_What the task asks:_
The data below should be printed in full, exactly, and without any of its images.

_Supplied material:_
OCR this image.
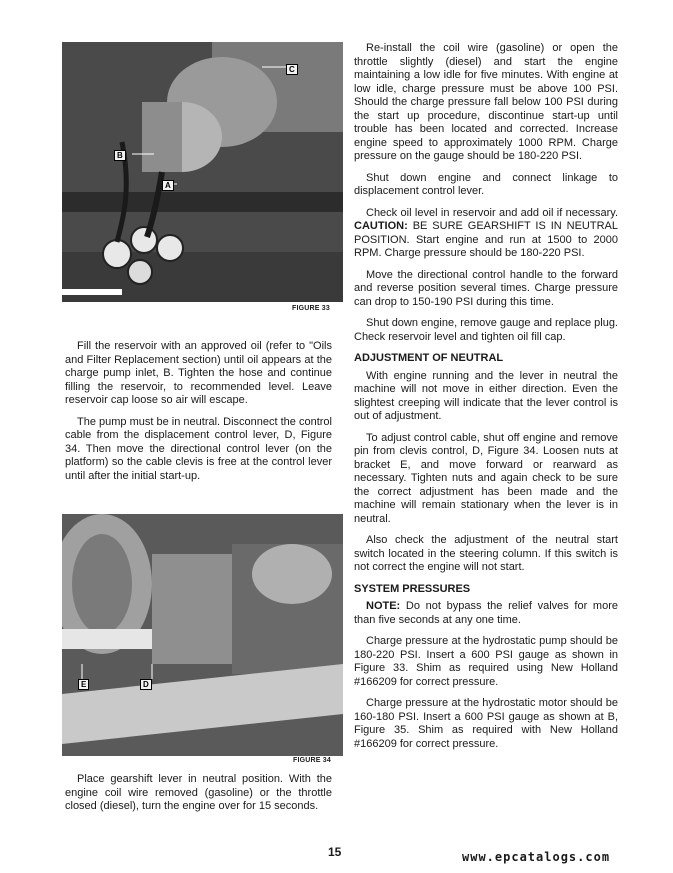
C
B
A
FIGURE 33

Fill the reservoir with an approved oil (refer to "Oils and Filter Replacement section) until oil appears at the charge pump inlet, B. Tighten the hose and continue filling the reservoir, to recommended level. Leave reservoir cap loose so air will escape.

The pump must be in neutral. Disconnect the control cable from the displacement control lever, D, Figure 34. Then move the directional control lever (on the platform) so the cable clevis is free at the control lever until after the initial start-up.

E	D
FIGURE 34

Place gearshift lever in neutral position. With the engine coil wire removed (gasoline) or the throttle closed (diesel), turn the engine over for 15 seconds.

Re-install the coil wire (gasoline) or open the throttle slightly (diesel) and start the engine maintaining a low idle for five minutes. With engine at low idle, charge pressure must be above 100 PSI. Should the charge pressure fall below 100 PSI during the start up procedure, discontinue start-up until trouble has been located and corrected. Increase engine speed to approximately 1000 RPM. Charge pressure on the gauge should be 180-220 PSI.

Shut down engine and connect linkage to displacement control lever.

Check oil level in reservoir and add oil if necessary. CAUTION: BE SURE GEARSHIFT IS IN NEUTRAL POSITION. Start engine and run at 1500 to 2000 RPM. Charge pressure should be 180-220 PSI.

Move the directional control handle to the forward and reverse position several times. Charge pressure can drop to 150-190 PSI during this time.

Shut down engine, remove gauge and replace plug. Check reservoir level and tighten oil fill cap.

ADJUSTMENT OF NEUTRAL

With engine running and the lever in neutral the machine will not move in either direction. Even the slightest creeping will indicate that the lever control is out of adjustment.

To adjust control cable, shut off engine and remove pin from clevis control, D, Figure 34. Loosen nuts at bracket E, and move forward or rearward as necessary. Tighten nuts and again check to be sure the correct adjustment has been made and the machine will remain stationary when the lever is in neutral.

Also check the adjustment of the neutral start switch located in the steering column. If this switch is not correct the engine will not start.

SYSTEM PRESSURES

NOTE: Do not bypass the relief valves for more than five seconds at any one time.

Charge pressure at the hydrostatic pump should be 180-220 PSI. Insert a 600 PSI gauge as shown in Figure 33. Shim as required using New Holland #166209 for correct pressure.

Charge pressure at the hydrostatic motor should be 160-180 PSI. Insert a 600 PSI gauge as shown at B, Figure 35. Shim as required with New Holland #166209 for correct pressure.

15	www.epcatalogs.com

_Exercise answer:_
OCR this image.
C
B
A
FIGURE 33

Fill the reservoir with an approved oil (refer to "Oils and Filter Replacement section) until oil appears at the charge pump inlet, B. Tighten the hose and continue filling the reservoir, to recommended level. Leave reservoir cap loose so air will escape.

The pump must be in neutral. Disconnect the control cable from the displacement control lever, D, Figure 34. Then move the directional control lever (on the platform) so the cable clevis is free at the control lever until after the initial start-up.

E	D
FIGURE 34

Place gearshift lever in neutral position. With the engine coil wire removed (gasoline) or the throttle closed (diesel), turn the engine over for 15 seconds.

Re-install the coil wire (gasoline) or open the throttle slightly (diesel) and start the engine maintaining a low idle for five minutes. With engine at low idle, charge pressure must be above 100 PSI. Should the charge pressure fall below 100 PSI during the start up procedure, discontinue start-up until trouble has been located and corrected. Increase engine speed to approximately 1000 RPM. Charge pressure on the gauge should be 180-220 PSI.

Shut down engine and connect linkage to displacement control lever.

Check oil level in reservoir and add oil if necessary. CAUTION: BE SURE GEARSHIFT IS IN NEUTRAL POSITION. Start engine and run at 1500 to 2000 RPM. Charge pressure should be 180-220 PSI.

Move the directional control handle to the forward and reverse position several times. Charge pressure can drop to 150-190 PSI during this time.

Shut down engine, remove gauge and replace plug. Check reservoir level and tighten oil fill cap.

ADJUSTMENT OF NEUTRAL

With engine running and the lever in neutral the machine will not move in either direction. Even the slightest creeping will indicate that the lever control is out of adjustment.

To adjust control cable, shut off engine and remove pin from clevis control, D, Figure 34. Loosen nuts at bracket E, and move forward or rearward as necessary. Tighten nuts and again check to be sure the correct adjustment has been made and the machine will remain stationary when the lever is in neutral.

Also check the adjustment of the neutral start switch located in the steering column. If this switch is not correct the engine will not start.

SYSTEM PRESSURES

NOTE: Do not bypass the relief valves for more than five seconds at any one time.

Charge pressure at the hydrostatic pump should be 180-220 PSI. Insert a 600 PSI gauge as shown in Figure 33. Shim as required using New Holland #166209 for correct pressure.

Charge pressure at the hydrostatic motor should be 160-180 PSI. Insert a 600 PSI gauge as shown at B, Figure 35. Shim as required with New Holland #166209 for correct pressure.

15	www.epcatalogs.com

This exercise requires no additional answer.